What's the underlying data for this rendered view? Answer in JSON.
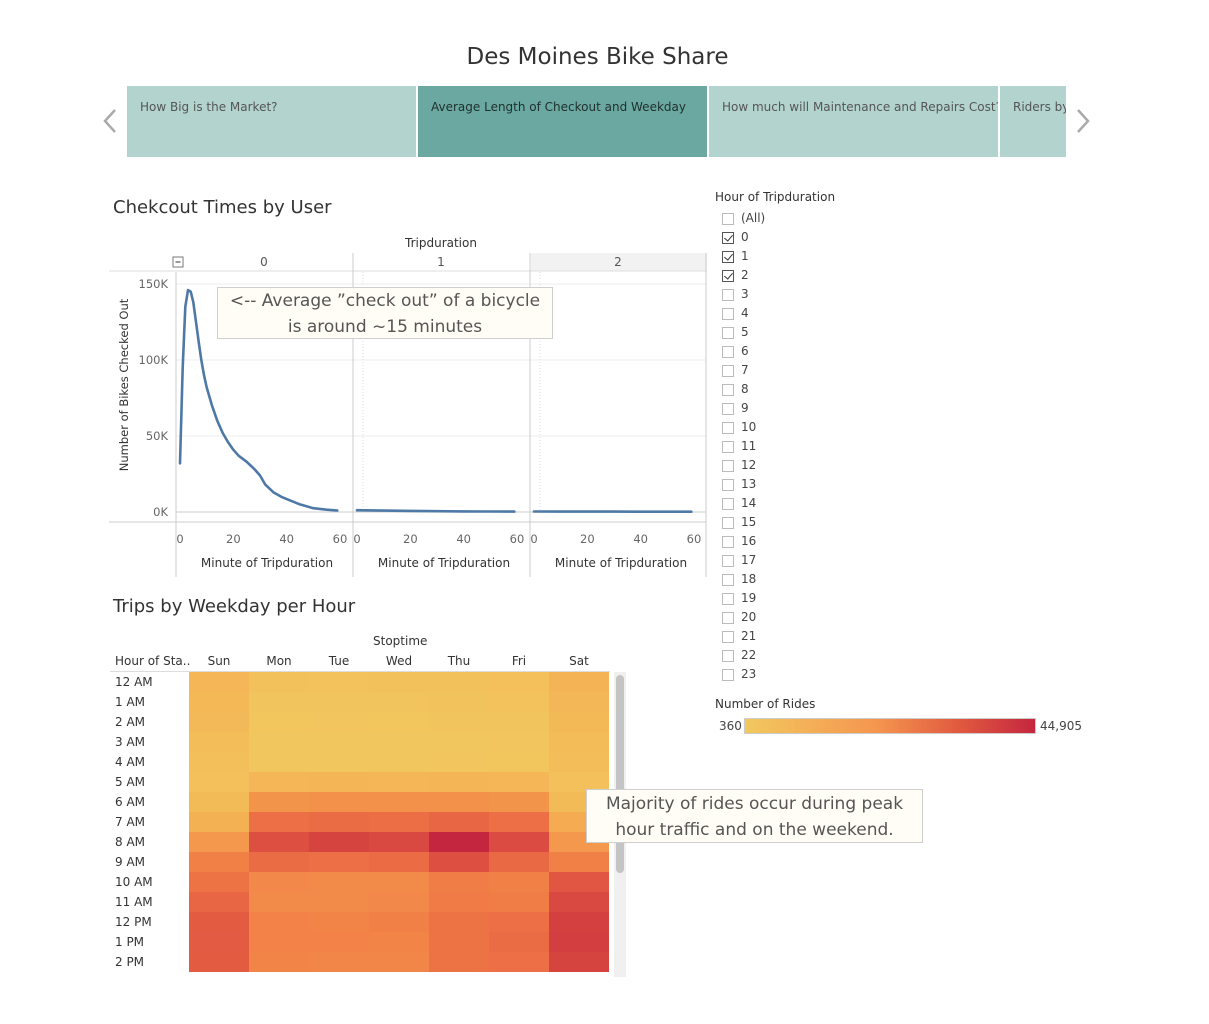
{
  "story": {
    "title": "Des Moines Bike Share",
    "tabs": [
      {
        "label": "How Big is the Market?",
        "active": false
      },
      {
        "label": "Average Length of Checkout and Weekday",
        "active": true
      },
      {
        "label": "How much will Maintenance and Repairs Cost?",
        "active": false
      },
      {
        "label": "Riders by",
        "active": false
      }
    ],
    "prev_icon": "chevron-left-icon",
    "next_icon": "chevron-right-icon"
  },
  "checkout": {
    "title": "Chekcout Times by User",
    "column_header": "Tripduration",
    "collapse_icon": "minus-box-icon",
    "panels": [
      "0",
      "1",
      "2"
    ],
    "ylabel": "Number of Bikes Checked Out",
    "xlabel": "Minute of Tripduration",
    "yticks": [
      "150K",
      "100K",
      "50K",
      "0K"
    ],
    "xticks": [
      "0",
      "20",
      "40",
      "60"
    ],
    "annotation_line1": "<-- Average ”check out” of a bicycle",
    "annotation_line2": "is around ~15 minutes"
  },
  "chart_data": [
    {
      "type": "line",
      "panels": [
        "0",
        "1",
        "2"
      ],
      "ylabel": "Number of Bikes Checked Out",
      "xlabel": "Minute of Tripduration",
      "xlim": [
        0,
        60
      ],
      "ylim": [
        0,
        150000
      ],
      "color": "#4e79a7",
      "series": [
        {
          "panel": "0",
          "x": [
            0,
            1,
            2,
            3,
            4,
            5,
            6,
            7,
            8,
            9,
            10,
            12,
            14,
            16,
            18,
            20,
            22,
            25,
            28,
            30,
            32,
            35,
            38,
            40,
            45,
            50,
            55,
            59
          ],
          "y": [
            32000,
            95000,
            135000,
            146000,
            145000,
            138000,
            125000,
            112000,
            100000,
            90000,
            82000,
            70000,
            60000,
            52000,
            46000,
            41000,
            37000,
            33000,
            28000,
            24000,
            18000,
            13000,
            10000,
            8500,
            5000,
            2500,
            1500,
            1000
          ]
        },
        {
          "panel": "1",
          "x": [
            0,
            10,
            20,
            30,
            40,
            50,
            59
          ],
          "y": [
            1200,
            900,
            700,
            500,
            400,
            300,
            250
          ]
        },
        {
          "panel": "2",
          "x": [
            0,
            10,
            20,
            30,
            40,
            50,
            59
          ],
          "y": [
            300,
            280,
            260,
            240,
            220,
            200,
            200
          ]
        }
      ]
    },
    {
      "type": "heatmap",
      "title": "Trips by Weekday per Hour",
      "column_header": "Stoptime",
      "row_header": "Hour of Sta..",
      "columns": [
        "Sun",
        "Mon",
        "Tue",
        "Wed",
        "Thu",
        "Fri",
        "Sat"
      ],
      "rows": [
        "12 AM",
        "1 AM",
        "2 AM",
        "3 AM",
        "4 AM",
        "5 AM",
        "6 AM",
        "7 AM",
        "8 AM",
        "9 AM",
        "10 AM",
        "11 AM",
        "12 PM",
        "1 PM",
        "2 PM"
      ],
      "values": [
        [
          5200,
          2200,
          2000,
          2100,
          2300,
          2600,
          5600
        ],
        [
          4700,
          1500,
          1400,
          1500,
          1600,
          1900,
          4900
        ],
        [
          4300,
          1200,
          1100,
          1200,
          1300,
          1500,
          4500
        ],
        [
          3400,
          900,
          800,
          900,
          1000,
          1100,
          3600
        ],
        [
          2800,
          1000,
          900,
          1000,
          1100,
          1200,
          3000
        ],
        [
          2400,
          5200,
          5400,
          5300,
          5400,
          5200,
          2600
        ],
        [
          4000,
          14000,
          15000,
          15000,
          15000,
          14000,
          4200
        ],
        [
          6500,
          24000,
          25000,
          24500,
          27000,
          24000,
          8000
        ],
        [
          13000,
          34000,
          37000,
          36000,
          44905,
          35000,
          13000
        ],
        [
          19000,
          25000,
          24000,
          25500,
          34000,
          26000,
          19000
        ],
        [
          23000,
          17000,
          16500,
          16500,
          20000,
          19000,
          32000
        ],
        [
          27000,
          16500,
          16500,
          17000,
          20500,
          20000,
          36000
        ],
        [
          30000,
          18500,
          18000,
          19000,
          23000,
          24000,
          38000
        ],
        [
          30500,
          18500,
          18500,
          18000,
          23000,
          25000,
          38500
        ],
        [
          30000,
          18000,
          17500,
          17500,
          23000,
          24000,
          37000
        ]
      ],
      "legend": {
        "title": "Number of Rides",
        "min_label": "360",
        "max_label": "44,905",
        "min": 360,
        "max": 44905
      }
    }
  ],
  "heatmap": {
    "title": "Trips by Weekday per Hour",
    "column_header": "Stoptime",
    "row_header": "Hour of Sta..",
    "annotation_line1": "Majority of rides occur during peak",
    "annotation_line2": "hour traffic and on the weekend.",
    "colors": {
      "low": "#f2c85f",
      "mid": "#f5964f",
      "high": "#c4263f"
    }
  },
  "filter": {
    "title": "Hour of Tripduration",
    "items": [
      {
        "label": "(All)",
        "checked": false
      },
      {
        "label": "0",
        "checked": true
      },
      {
        "label": "1",
        "checked": true
      },
      {
        "label": "2",
        "checked": true
      },
      {
        "label": "3",
        "checked": false
      },
      {
        "label": "4",
        "checked": false
      },
      {
        "label": "5",
        "checked": false
      },
      {
        "label": "6",
        "checked": false
      },
      {
        "label": "7",
        "checked": false
      },
      {
        "label": "8",
        "checked": false
      },
      {
        "label": "9",
        "checked": false
      },
      {
        "label": "10",
        "checked": false
      },
      {
        "label": "11",
        "checked": false
      },
      {
        "label": "12",
        "checked": false
      },
      {
        "label": "13",
        "checked": false
      },
      {
        "label": "14",
        "checked": false
      },
      {
        "label": "15",
        "checked": false
      },
      {
        "label": "16",
        "checked": false
      },
      {
        "label": "17",
        "checked": false
      },
      {
        "label": "18",
        "checked": false
      },
      {
        "label": "19",
        "checked": false
      },
      {
        "label": "20",
        "checked": false
      },
      {
        "label": "21",
        "checked": false
      },
      {
        "label": "22",
        "checked": false
      },
      {
        "label": "23",
        "checked": false
      }
    ]
  },
  "legend": {
    "title": "Number of Rides",
    "min_label": "360",
    "max_label": "44,905"
  }
}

What is being asked »
Would you return the data exactly as written, without the pictures?

The output »
What's the underlying data for this rendered view? Answer in JSON.
{
  "story": {
    "title": "Des Moines Bike Share",
    "tabs": [
      {
        "label": "How Big is the Market?",
        "active": false
      },
      {
        "label": "Average Length of Checkout and Weekday",
        "active": true
      },
      {
        "label": "How much will Maintenance and Repairs Cost?",
        "active": false
      },
      {
        "label": "Riders by",
        "active": false
      }
    ],
    "prev_icon": "chevron-left-icon",
    "next_icon": "chevron-right-icon"
  },
  "checkout": {
    "title": "Chekcout Times by User",
    "column_header": "Tripduration",
    "collapse_icon": "minus-box-icon",
    "panels": [
      "0",
      "1",
      "2"
    ],
    "ylabel": "Number of Bikes Checked Out",
    "xlabel": "Minute of Tripduration",
    "yticks": [
      "150K",
      "100K",
      "50K",
      "0K"
    ],
    "xticks": [
      "0",
      "20",
      "40",
      "60"
    ],
    "annotation_line1": "<-- Average ”check out” of a bicycle",
    "annotation_line2": "is around ~15 minutes"
  },
  "chart_data": [
    {
      "type": "line",
      "panels": [
        "0",
        "1",
        "2"
      ],
      "ylabel": "Number of Bikes Checked Out",
      "xlabel": "Minute of Tripduration",
      "xlim": [
        0,
        60
      ],
      "ylim": [
        0,
        150000
      ],
      "color": "#4e79a7",
      "series": [
        {
          "panel": "0",
          "x": [
            0,
            1,
            2,
            3,
            4,
            5,
            6,
            7,
            8,
            9,
            10,
            12,
            14,
            16,
            18,
            20,
            22,
            25,
            28,
            30,
            32,
            35,
            38,
            40,
            45,
            50,
            55,
            59
          ],
          "y": [
            32000,
            95000,
            135000,
            146000,
            145000,
            138000,
            125000,
            112000,
            100000,
            90000,
            82000,
            70000,
            60000,
            52000,
            46000,
            41000,
            37000,
            33000,
            28000,
            24000,
            18000,
            13000,
            10000,
            8500,
            5000,
            2500,
            1500,
            1000
          ]
        },
        {
          "panel": "1",
          "x": [
            0,
            10,
            20,
            30,
            40,
            50,
            59
          ],
          "y": [
            1200,
            900,
            700,
            500,
            400,
            300,
            250
          ]
        },
        {
          "panel": "2",
          "x": [
            0,
            10,
            20,
            30,
            40,
            50,
            59
          ],
          "y": [
            300,
            280,
            260,
            240,
            220,
            200,
            200
          ]
        }
      ]
    },
    {
      "type": "heatmap",
      "title": "Trips by Weekday per Hour",
      "column_header": "Stoptime",
      "row_header": "Hour of Sta..",
      "columns": [
        "Sun",
        "Mon",
        "Tue",
        "Wed",
        "Thu",
        "Fri",
        "Sat"
      ],
      "rows": [
        "12 AM",
        "1 AM",
        "2 AM",
        "3 AM",
        "4 AM",
        "5 AM",
        "6 AM",
        "7 AM",
        "8 AM",
        "9 AM",
        "10 AM",
        "11 AM",
        "12 PM",
        "1 PM",
        "2 PM"
      ],
      "values": [
        [
          5200,
          2200,
          2000,
          2100,
          2300,
          2600,
          5600
        ],
        [
          4700,
          1500,
          1400,
          1500,
          1600,
          1900,
          4900
        ],
        [
          4300,
          1200,
          1100,
          1200,
          1300,
          1500,
          4500
        ],
        [
          3400,
          900,
          800,
          900,
          1000,
          1100,
          3600
        ],
        [
          2800,
          1000,
          900,
          1000,
          1100,
          1200,
          3000
        ],
        [
          2400,
          5200,
          5400,
          5300,
          5400,
          5200,
          2600
        ],
        [
          4000,
          14000,
          15000,
          15000,
          15000,
          14000,
          4200
        ],
        [
          6500,
          24000,
          25000,
          24500,
          27000,
          24000,
          8000
        ],
        [
          13000,
          34000,
          37000,
          36000,
          44905,
          35000,
          13000
        ],
        [
          19000,
          25000,
          24000,
          25500,
          34000,
          26000,
          19000
        ],
        [
          23000,
          17000,
          16500,
          16500,
          20000,
          19000,
          32000
        ],
        [
          27000,
          16500,
          16500,
          17000,
          20500,
          20000,
          36000
        ],
        [
          30000,
          18500,
          18000,
          19000,
          23000,
          24000,
          38000
        ],
        [
          30500,
          18500,
          18500,
          18000,
          23000,
          25000,
          38500
        ],
        [
          30000,
          18000,
          17500,
          17500,
          23000,
          24000,
          37000
        ]
      ],
      "legend": {
        "title": "Number of Rides",
        "min_label": "360",
        "max_label": "44,905",
        "min": 360,
        "max": 44905
      }
    }
  ],
  "heatmap": {
    "title": "Trips by Weekday per Hour",
    "column_header": "Stoptime",
    "row_header": "Hour of Sta..",
    "annotation_line1": "Majority of rides occur during peak",
    "annotation_line2": "hour traffic and on the weekend.",
    "colors": {
      "low": "#f2c85f",
      "mid": "#f5964f",
      "high": "#c4263f"
    }
  },
  "filter": {
    "title": "Hour of Tripduration",
    "items": [
      {
        "label": "(All)",
        "checked": false
      },
      {
        "label": "0",
        "checked": true
      },
      {
        "label": "1",
        "checked": true
      },
      {
        "label": "2",
        "checked": true
      },
      {
        "label": "3",
        "checked": false
      },
      {
        "label": "4",
        "checked": false
      },
      {
        "label": "5",
        "checked": false
      },
      {
        "label": "6",
        "checked": false
      },
      {
        "label": "7",
        "checked": false
      },
      {
        "label": "8",
        "checked": false
      },
      {
        "label": "9",
        "checked": false
      },
      {
        "label": "10",
        "checked": false
      },
      {
        "label": "11",
        "checked": false
      },
      {
        "label": "12",
        "checked": false
      },
      {
        "label": "13",
        "checked": false
      },
      {
        "label": "14",
        "checked": false
      },
      {
        "label": "15",
        "checked": false
      },
      {
        "label": "16",
        "checked": false
      },
      {
        "label": "17",
        "checked": false
      },
      {
        "label": "18",
        "checked": false
      },
      {
        "label": "19",
        "checked": false
      },
      {
        "label": "20",
        "checked": false
      },
      {
        "label": "21",
        "checked": false
      },
      {
        "label": "22",
        "checked": false
      },
      {
        "label": "23",
        "checked": false
      }
    ]
  },
  "legend": {
    "title": "Number of Rides",
    "min_label": "360",
    "max_label": "44,905"
  }
}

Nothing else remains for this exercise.